■ Input rows
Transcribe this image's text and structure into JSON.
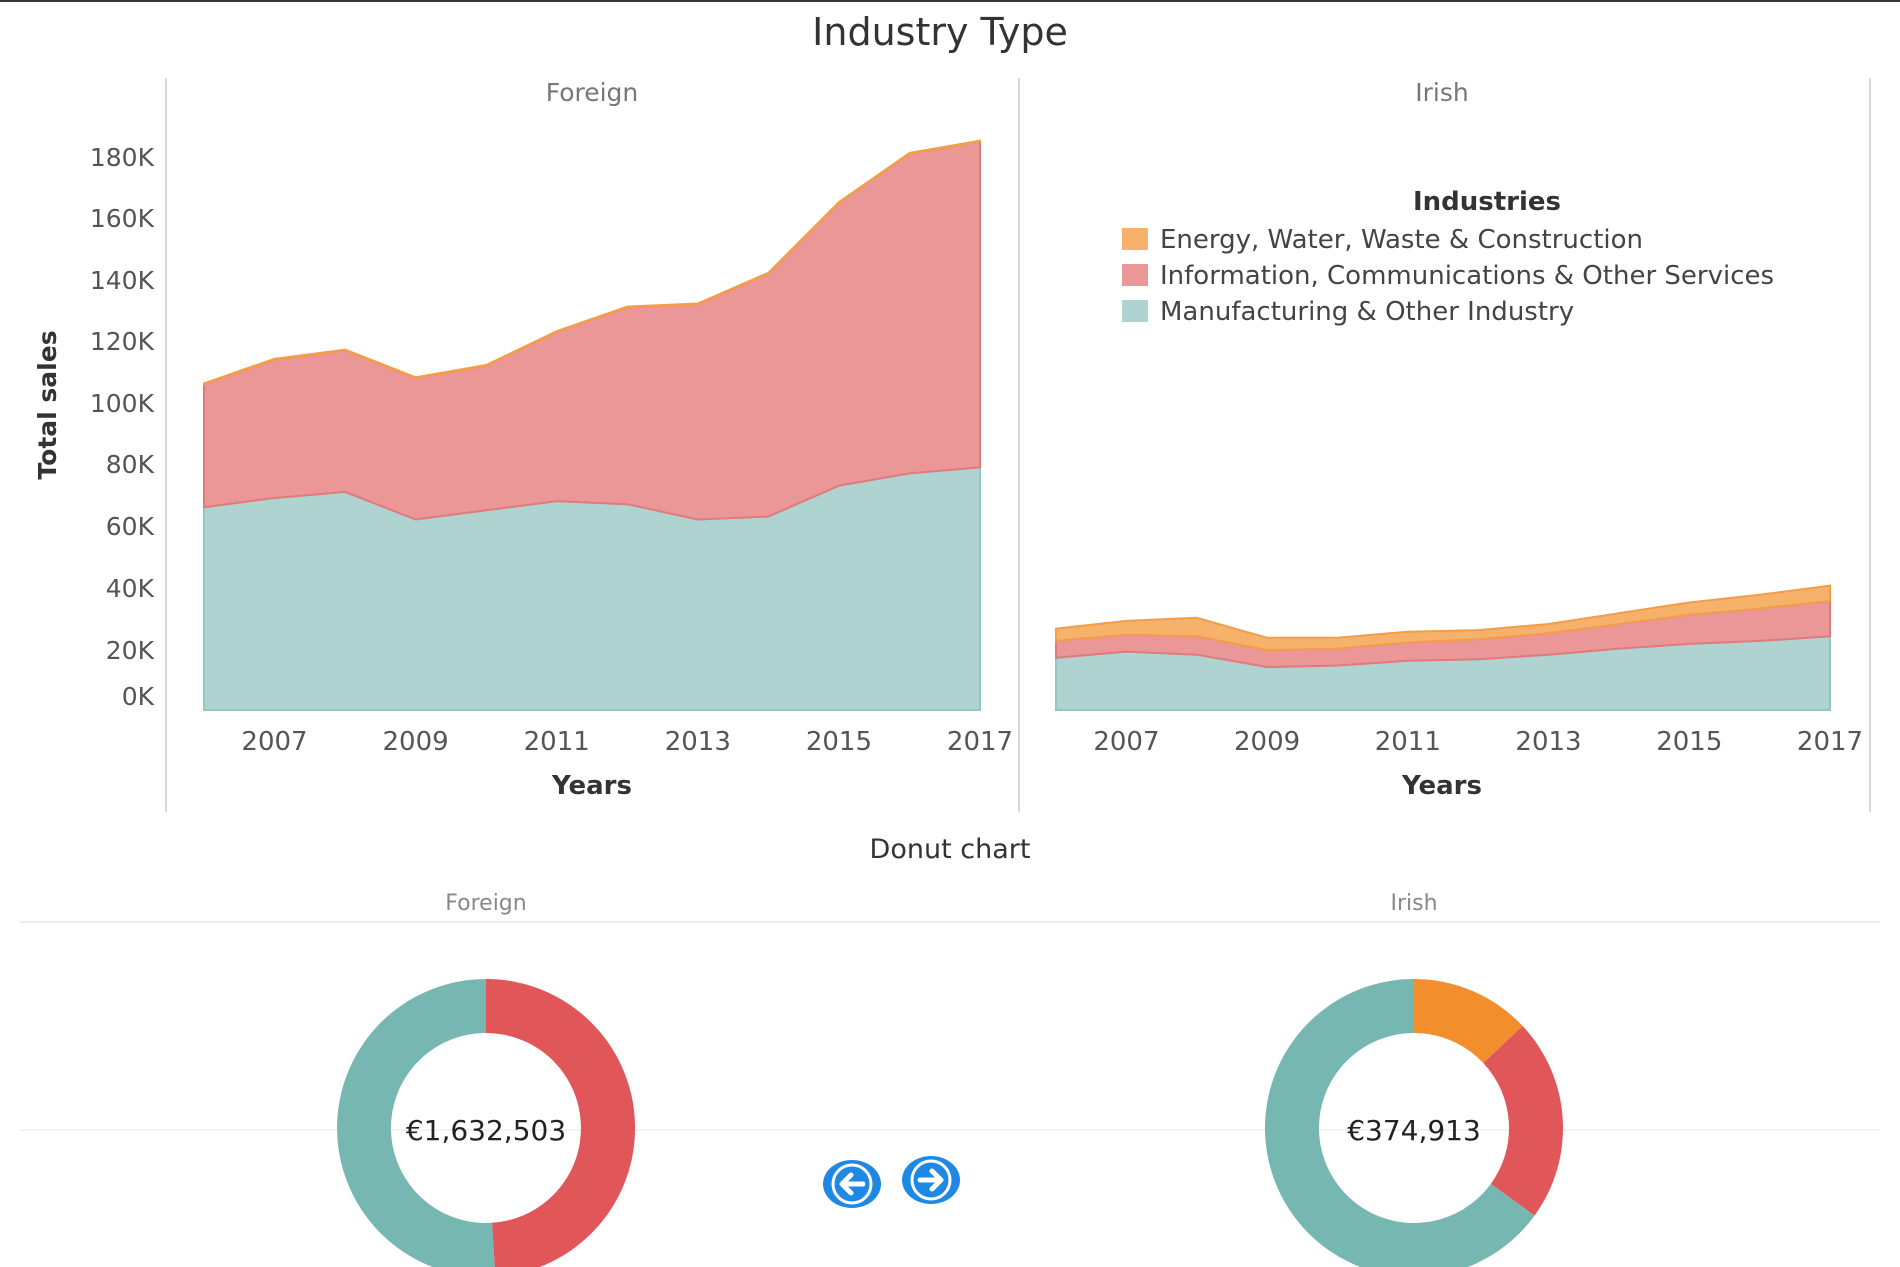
{
  "dashboard": {
    "area_title": "Industry Type",
    "donut_title": "Donut chart"
  },
  "colors": {
    "energy": "#f6b26b",
    "info": "#eb9797",
    "manufacturing": "#aed3d0",
    "donut_energy": "#f28e2b",
    "donut_info": "#e15759",
    "donut_manufacturing": "#76b7b2",
    "nav_button": "#1e88e5"
  },
  "chart_data": [
    {
      "type": "area",
      "stacked": true,
      "title": "Industry Type",
      "panels": [
        "Foreign",
        "Irish"
      ],
      "xlabel": "Years",
      "ylabel": "Total sales",
      "x": [
        2006,
        2007,
        2008,
        2009,
        2010,
        2011,
        2012,
        2013,
        2014,
        2015,
        2016,
        2017
      ],
      "xticks": [
        "2007",
        "2009",
        "2011",
        "2013",
        "2015",
        "2017"
      ],
      "yticks": [
        "0K",
        "20K",
        "40K",
        "60K",
        "80K",
        "100K",
        "120K",
        "140K",
        "160K",
        "180K"
      ],
      "ylim": [
        0,
        190000
      ],
      "legend_title": "Industries",
      "legend_position": "top-right",
      "series_names": [
        "Energy, Water, Waste & Construction",
        "Information, Communications & Other Services",
        "Manufacturing & Other Industry"
      ],
      "panel_series": [
        {
          "panel": "Foreign",
          "series": [
            {
              "name": "Manufacturing & Other Industry",
              "values": [
                66000,
                69000,
                71000,
                62000,
                65000,
                68000,
                67000,
                62000,
                63000,
                73000,
                77000,
                79000
              ]
            },
            {
              "name": "Information, Communications & Other Services",
              "values": [
                40000,
                45000,
                46000,
                46000,
                47000,
                55000,
                64000,
                70000,
                79000,
                92000,
                104000,
                106000
              ]
            },
            {
              "name": "Energy, Water, Waste & Construction",
              "values": [
                300,
                300,
                300,
                300,
                300,
                300,
                300,
                300,
                300,
                300,
                300,
                300
              ]
            }
          ]
        },
        {
          "panel": "Irish",
          "series": [
            {
              "name": "Manufacturing & Other Industry",
              "values": [
                17000,
                19000,
                18000,
                14000,
                14500,
                16000,
                16500,
                18000,
                20000,
                21500,
                22500,
                24000
              ]
            },
            {
              "name": "Information, Communications & Other Services",
              "values": [
                5500,
                5500,
                6000,
                5500,
                5500,
                6000,
                6500,
                7000,
                8000,
                9500,
                10500,
                11500
              ]
            },
            {
              "name": "Energy, Water, Waste & Construction",
              "values": [
                4000,
                4500,
                6000,
                4000,
                3500,
                3500,
                3000,
                3000,
                3500,
                4000,
                4500,
                5000
              ]
            }
          ]
        }
      ]
    },
    {
      "type": "pie",
      "donut": true,
      "title": "Donut chart",
      "panels": [
        {
          "label": "Foreign",
          "total_label": "€1,632,503",
          "slices": [
            {
              "name": "Information, Communications & Other Services",
              "value": 0.49
            },
            {
              "name": "Manufacturing & Other Industry",
              "value": 0.51
            }
          ]
        },
        {
          "label": "Irish",
          "total_label": "€374,913",
          "slices": [
            {
              "name": "Energy, Water, Waste & Construction",
              "value": 0.13
            },
            {
              "name": "Information, Communications & Other Services",
              "value": 0.22
            },
            {
              "name": "Manufacturing & Other Industry",
              "value": 0.65
            }
          ]
        }
      ]
    }
  ],
  "nav": {
    "prev_icon": "arrow-left-icon",
    "next_icon": "arrow-right-icon"
  }
}
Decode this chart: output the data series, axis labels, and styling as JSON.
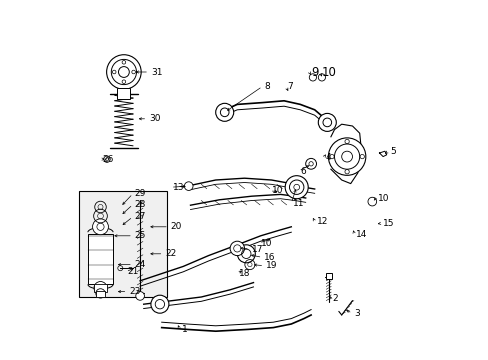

■ Task directions
Repeat each entry exactly as it appears; skip any picture.

■ Answer to this task
Transcribe this image's text and structure into JSON.
{
  "dashboard": {
    "area_title": "Industry Type",
    "donut_title": "Donut chart"
  },
  "colors": {
    "energy": "#f6b26b",
    "info": "#eb9797",
    "manufacturing": "#aed3d0",
    "donut_energy": "#f28e2b",
    "donut_info": "#e15759",
    "donut_manufacturing": "#76b7b2",
    "nav_button": "#1e88e5"
  },
  "chart_data": [
    {
      "type": "area",
      "stacked": true,
      "title": "Industry Type",
      "panels": [
        "Foreign",
        "Irish"
      ],
      "xlabel": "Years",
      "ylabel": "Total sales",
      "x": [
        2006,
        2007,
        2008,
        2009,
        2010,
        2011,
        2012,
        2013,
        2014,
        2015,
        2016,
        2017
      ],
      "xticks": [
        "2007",
        "2009",
        "2011",
        "2013",
        "2015",
        "2017"
      ],
      "yticks": [
        "0K",
        "20K",
        "40K",
        "60K",
        "80K",
        "100K",
        "120K",
        "140K",
        "160K",
        "180K"
      ],
      "ylim": [
        0,
        190000
      ],
      "legend_title": "Industries",
      "legend_position": "top-right",
      "series_names": [
        "Energy, Water, Waste & Construction",
        "Information, Communications & Other Services",
        "Manufacturing & Other Industry"
      ],
      "panel_series": [
        {
          "panel": "Foreign",
          "series": [
            {
              "name": "Manufacturing & Other Industry",
              "values": [
                66000,
                69000,
                71000,
                62000,
                65000,
                68000,
                67000,
                62000,
                63000,
                73000,
                77000,
                79000
              ]
            },
            {
              "name": "Information, Communications & Other Services",
              "values": [
                40000,
                45000,
                46000,
                46000,
                47000,
                55000,
                64000,
                70000,
                79000,
                92000,
                104000,
                106000
              ]
            },
            {
              "name": "Energy, Water, Waste & Construction",
              "values": [
                300,
                300,
                300,
                300,
                300,
                300,
                300,
                300,
                300,
                300,
                300,
                300
              ]
            }
          ]
        },
        {
          "panel": "Irish",
          "series": [
            {
              "name": "Manufacturing & Other Industry",
              "values": [
                17000,
                19000,
                18000,
                14000,
                14500,
                16000,
                16500,
                18000,
                20000,
                21500,
                22500,
                24000
              ]
            },
            {
              "name": "Information, Communications & Other Services",
              "values": [
                5500,
                5500,
                6000,
                5500,
                5500,
                6000,
                6500,
                7000,
                8000,
                9500,
                10500,
                11500
              ]
            },
            {
              "name": "Energy, Water, Waste & Construction",
              "values": [
                4000,
                4500,
                6000,
                4000,
                3500,
                3500,
                3000,
                3000,
                3500,
                4000,
                4500,
                5000
              ]
            }
          ]
        }
      ]
    },
    {
      "type": "pie",
      "donut": true,
      "title": "Donut chart",
      "panels": [
        {
          "label": "Foreign",
          "total_label": "€1,632,503",
          "slices": [
            {
              "name": "Information, Communications & Other Services",
              "value": 0.49
            },
            {
              "name": "Manufacturing & Other Industry",
              "value": 0.51
            }
          ]
        },
        {
          "label": "Irish",
          "total_label": "€374,913",
          "slices": [
            {
              "name": "Energy, Water, Waste & Construction",
              "value": 0.13
            },
            {
              "name": "Information, Communications & Other Services",
              "value": 0.22
            },
            {
              "name": "Manufacturing & Other Industry",
              "value": 0.65
            }
          ]
        }
      ]
    }
  ],
  "nav": {
    "prev_icon": "arrow-left-icon",
    "next_icon": "arrow-right-icon"
  }
}
Decode this chart: output the data series, axis labels, and styling as JSON.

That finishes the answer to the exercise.